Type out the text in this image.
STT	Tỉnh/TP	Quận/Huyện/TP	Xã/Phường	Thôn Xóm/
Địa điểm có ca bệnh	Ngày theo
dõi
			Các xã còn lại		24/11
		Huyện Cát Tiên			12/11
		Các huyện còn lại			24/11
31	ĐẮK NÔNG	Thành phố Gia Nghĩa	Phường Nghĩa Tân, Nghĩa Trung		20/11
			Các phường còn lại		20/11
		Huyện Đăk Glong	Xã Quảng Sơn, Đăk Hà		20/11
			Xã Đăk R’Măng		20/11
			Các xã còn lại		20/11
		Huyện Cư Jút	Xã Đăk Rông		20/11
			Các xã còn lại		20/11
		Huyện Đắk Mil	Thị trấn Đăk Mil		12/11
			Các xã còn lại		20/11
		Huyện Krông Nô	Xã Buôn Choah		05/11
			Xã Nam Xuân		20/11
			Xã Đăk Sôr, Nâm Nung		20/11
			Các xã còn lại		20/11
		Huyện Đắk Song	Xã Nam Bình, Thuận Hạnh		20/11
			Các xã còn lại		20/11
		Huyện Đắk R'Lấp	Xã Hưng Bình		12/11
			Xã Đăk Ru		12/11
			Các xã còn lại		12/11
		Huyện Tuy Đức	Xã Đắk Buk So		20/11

» What to do
In this exercise, repeat all entries exactly.

» The completed task
Type out the text in this image.
STT	Tỉnh/TP	Quận/Huyện/TP	Xã/Phường	Thôn Xóm/
Địa điểm có ca bệnh	Ngày theo
dõi
			Các xã còn lại		24/11
		Huyện Cát Tiên			12/11
		Các huyện còn lại			24/11
31	ĐẮK NÔNG	Thành phố Gia Nghĩa	Phường Nghĩa Tân, Nghĩa Trung		20/11
			Các phường còn lại		20/11
		Huyện Đăk Glong	Xã Quảng Sơn, Đăk Hà		20/11
			Xã Đăk R’Măng		20/11
			Các xã còn lại		20/11
		Huyện Cư Jút	Xã Đăk Rông		20/11
			Các xã còn lại		20/11
		Huyện Đắk Mil	Thị trấn Đăk Mil		12/11
			Các xã còn lại		20/11
		Huyện Krông Nô	Xã Buôn Choah		05/11
			Xã Nam Xuân		20/11
			Xã Đăk Sôr, Nâm Nung		20/11
			Các xã còn lại		20/11
		Huyện Đắk Song	Xã Nam Bình, Thuận Hạnh		20/11
			Các xã còn lại		20/11
		Huyện Đắk R'Lấp	Xã Hưng Bình		12/11
			Xã Đăk Ru		12/11
			Các xã còn lại		12/11
		Huyện Tuy Đức	Xã Đắk Buk So		20/11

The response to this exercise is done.